Copy out all lines carrying the word "Land".

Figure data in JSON
= = = = =

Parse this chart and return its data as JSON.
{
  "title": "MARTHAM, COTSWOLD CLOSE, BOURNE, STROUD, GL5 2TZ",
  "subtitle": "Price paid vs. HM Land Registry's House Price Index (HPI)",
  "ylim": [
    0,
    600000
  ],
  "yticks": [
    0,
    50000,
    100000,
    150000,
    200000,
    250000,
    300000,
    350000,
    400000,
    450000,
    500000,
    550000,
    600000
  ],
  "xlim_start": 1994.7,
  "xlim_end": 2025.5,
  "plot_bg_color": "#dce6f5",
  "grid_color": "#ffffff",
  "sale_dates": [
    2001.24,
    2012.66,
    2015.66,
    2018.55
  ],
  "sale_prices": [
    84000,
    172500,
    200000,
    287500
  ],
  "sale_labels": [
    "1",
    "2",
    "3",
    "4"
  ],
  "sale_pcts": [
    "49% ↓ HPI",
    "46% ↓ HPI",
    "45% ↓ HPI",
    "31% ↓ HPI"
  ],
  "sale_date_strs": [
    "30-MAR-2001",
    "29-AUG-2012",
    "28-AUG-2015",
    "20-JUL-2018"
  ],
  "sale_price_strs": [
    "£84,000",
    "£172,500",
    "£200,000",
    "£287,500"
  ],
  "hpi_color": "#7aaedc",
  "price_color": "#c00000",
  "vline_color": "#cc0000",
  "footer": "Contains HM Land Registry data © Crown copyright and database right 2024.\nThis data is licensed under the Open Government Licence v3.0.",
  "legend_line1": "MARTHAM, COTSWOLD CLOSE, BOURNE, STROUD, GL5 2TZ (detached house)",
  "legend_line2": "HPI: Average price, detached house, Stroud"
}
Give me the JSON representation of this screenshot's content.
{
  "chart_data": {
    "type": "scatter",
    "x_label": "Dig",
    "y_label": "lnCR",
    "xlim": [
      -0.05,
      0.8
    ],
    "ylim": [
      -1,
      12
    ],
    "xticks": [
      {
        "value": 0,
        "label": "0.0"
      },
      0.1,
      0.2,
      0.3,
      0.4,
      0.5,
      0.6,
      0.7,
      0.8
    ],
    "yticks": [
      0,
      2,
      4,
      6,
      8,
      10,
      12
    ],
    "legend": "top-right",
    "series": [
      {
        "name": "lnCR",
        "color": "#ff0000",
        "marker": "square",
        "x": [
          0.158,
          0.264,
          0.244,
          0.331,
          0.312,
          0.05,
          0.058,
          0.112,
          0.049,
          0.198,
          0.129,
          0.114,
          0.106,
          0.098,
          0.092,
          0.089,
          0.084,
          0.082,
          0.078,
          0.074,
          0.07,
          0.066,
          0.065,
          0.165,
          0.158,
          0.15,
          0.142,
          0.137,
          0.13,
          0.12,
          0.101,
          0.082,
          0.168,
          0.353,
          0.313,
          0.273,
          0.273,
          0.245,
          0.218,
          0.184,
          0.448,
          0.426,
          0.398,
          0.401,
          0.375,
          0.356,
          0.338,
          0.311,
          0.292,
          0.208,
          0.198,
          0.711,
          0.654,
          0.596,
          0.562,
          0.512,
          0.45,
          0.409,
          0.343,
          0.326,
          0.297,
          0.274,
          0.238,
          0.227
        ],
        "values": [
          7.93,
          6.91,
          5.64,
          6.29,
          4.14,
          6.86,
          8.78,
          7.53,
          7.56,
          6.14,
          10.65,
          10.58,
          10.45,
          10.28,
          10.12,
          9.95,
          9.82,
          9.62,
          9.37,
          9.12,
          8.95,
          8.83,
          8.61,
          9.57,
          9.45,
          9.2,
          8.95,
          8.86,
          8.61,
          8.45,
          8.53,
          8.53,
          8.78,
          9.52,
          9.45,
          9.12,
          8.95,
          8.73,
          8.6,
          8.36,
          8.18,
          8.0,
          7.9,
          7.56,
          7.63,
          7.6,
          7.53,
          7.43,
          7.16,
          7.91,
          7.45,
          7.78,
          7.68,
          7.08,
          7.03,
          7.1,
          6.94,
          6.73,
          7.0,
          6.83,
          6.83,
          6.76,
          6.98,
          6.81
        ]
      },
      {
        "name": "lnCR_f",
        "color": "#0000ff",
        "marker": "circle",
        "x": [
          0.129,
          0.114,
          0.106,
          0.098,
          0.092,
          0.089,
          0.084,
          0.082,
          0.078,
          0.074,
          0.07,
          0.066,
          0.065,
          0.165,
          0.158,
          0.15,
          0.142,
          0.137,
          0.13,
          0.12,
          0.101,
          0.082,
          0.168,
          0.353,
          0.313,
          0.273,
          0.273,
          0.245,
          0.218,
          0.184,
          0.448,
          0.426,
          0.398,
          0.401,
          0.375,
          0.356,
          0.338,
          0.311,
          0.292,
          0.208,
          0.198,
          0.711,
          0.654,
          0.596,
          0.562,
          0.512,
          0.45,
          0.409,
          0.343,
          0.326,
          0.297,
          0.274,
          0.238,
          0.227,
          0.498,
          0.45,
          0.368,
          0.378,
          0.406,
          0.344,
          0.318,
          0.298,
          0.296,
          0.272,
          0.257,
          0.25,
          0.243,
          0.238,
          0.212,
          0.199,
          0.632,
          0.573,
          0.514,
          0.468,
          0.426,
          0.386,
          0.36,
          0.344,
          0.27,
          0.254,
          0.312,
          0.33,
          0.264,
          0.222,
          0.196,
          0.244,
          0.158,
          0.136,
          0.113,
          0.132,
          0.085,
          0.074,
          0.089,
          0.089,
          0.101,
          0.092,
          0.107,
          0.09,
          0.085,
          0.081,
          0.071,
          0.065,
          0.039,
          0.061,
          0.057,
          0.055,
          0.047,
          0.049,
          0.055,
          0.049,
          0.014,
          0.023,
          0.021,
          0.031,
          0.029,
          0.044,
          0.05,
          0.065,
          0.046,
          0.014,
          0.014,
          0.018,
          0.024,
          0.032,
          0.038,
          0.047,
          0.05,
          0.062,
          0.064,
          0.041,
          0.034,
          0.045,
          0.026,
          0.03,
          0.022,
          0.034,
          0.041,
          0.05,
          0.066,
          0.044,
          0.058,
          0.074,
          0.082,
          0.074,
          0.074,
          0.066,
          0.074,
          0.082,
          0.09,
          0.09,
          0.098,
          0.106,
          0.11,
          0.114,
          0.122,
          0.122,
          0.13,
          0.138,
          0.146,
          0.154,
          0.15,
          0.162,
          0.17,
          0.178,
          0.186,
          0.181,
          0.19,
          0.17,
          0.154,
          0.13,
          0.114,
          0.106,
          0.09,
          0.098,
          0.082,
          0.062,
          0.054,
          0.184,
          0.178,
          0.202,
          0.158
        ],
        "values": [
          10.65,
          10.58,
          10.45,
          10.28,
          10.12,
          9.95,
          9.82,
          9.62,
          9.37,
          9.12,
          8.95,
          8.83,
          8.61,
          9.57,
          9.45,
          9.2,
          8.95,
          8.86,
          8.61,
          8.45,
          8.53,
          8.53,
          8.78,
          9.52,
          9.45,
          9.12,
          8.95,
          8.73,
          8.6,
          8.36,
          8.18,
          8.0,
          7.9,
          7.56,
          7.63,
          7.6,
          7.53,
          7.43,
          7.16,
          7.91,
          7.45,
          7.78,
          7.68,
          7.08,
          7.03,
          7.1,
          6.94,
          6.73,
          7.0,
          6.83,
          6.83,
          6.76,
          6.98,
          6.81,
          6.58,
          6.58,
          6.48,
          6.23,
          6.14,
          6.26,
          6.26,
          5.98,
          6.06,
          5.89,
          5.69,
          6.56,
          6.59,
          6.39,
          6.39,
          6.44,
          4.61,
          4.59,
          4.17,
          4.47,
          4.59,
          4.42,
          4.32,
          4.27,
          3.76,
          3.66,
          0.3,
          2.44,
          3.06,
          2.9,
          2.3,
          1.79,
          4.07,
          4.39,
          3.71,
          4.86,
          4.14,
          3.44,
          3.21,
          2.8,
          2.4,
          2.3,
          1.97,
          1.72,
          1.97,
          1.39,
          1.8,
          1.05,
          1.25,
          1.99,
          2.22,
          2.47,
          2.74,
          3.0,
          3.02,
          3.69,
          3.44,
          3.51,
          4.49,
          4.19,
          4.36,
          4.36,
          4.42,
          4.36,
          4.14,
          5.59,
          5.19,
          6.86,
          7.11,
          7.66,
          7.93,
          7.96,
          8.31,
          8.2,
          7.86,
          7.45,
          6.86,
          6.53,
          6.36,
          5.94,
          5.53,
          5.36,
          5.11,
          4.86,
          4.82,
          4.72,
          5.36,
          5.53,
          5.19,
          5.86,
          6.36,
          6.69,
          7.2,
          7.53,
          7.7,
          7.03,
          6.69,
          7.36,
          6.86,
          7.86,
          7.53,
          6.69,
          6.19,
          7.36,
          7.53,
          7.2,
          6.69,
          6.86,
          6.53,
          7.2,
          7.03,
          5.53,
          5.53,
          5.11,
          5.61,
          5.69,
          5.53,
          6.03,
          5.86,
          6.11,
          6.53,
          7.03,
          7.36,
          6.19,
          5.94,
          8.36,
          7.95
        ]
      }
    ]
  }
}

= = = = =

WRITTEN SOLUTION:
  "subtitle": "Price paid vs. HM Land Registry's House Price Index (HPI)",
  "footer": "Contains HM Land Registry data © Crown copyright and database right 2024.\nThis data is licensed under the Open Government Licence v3.0.",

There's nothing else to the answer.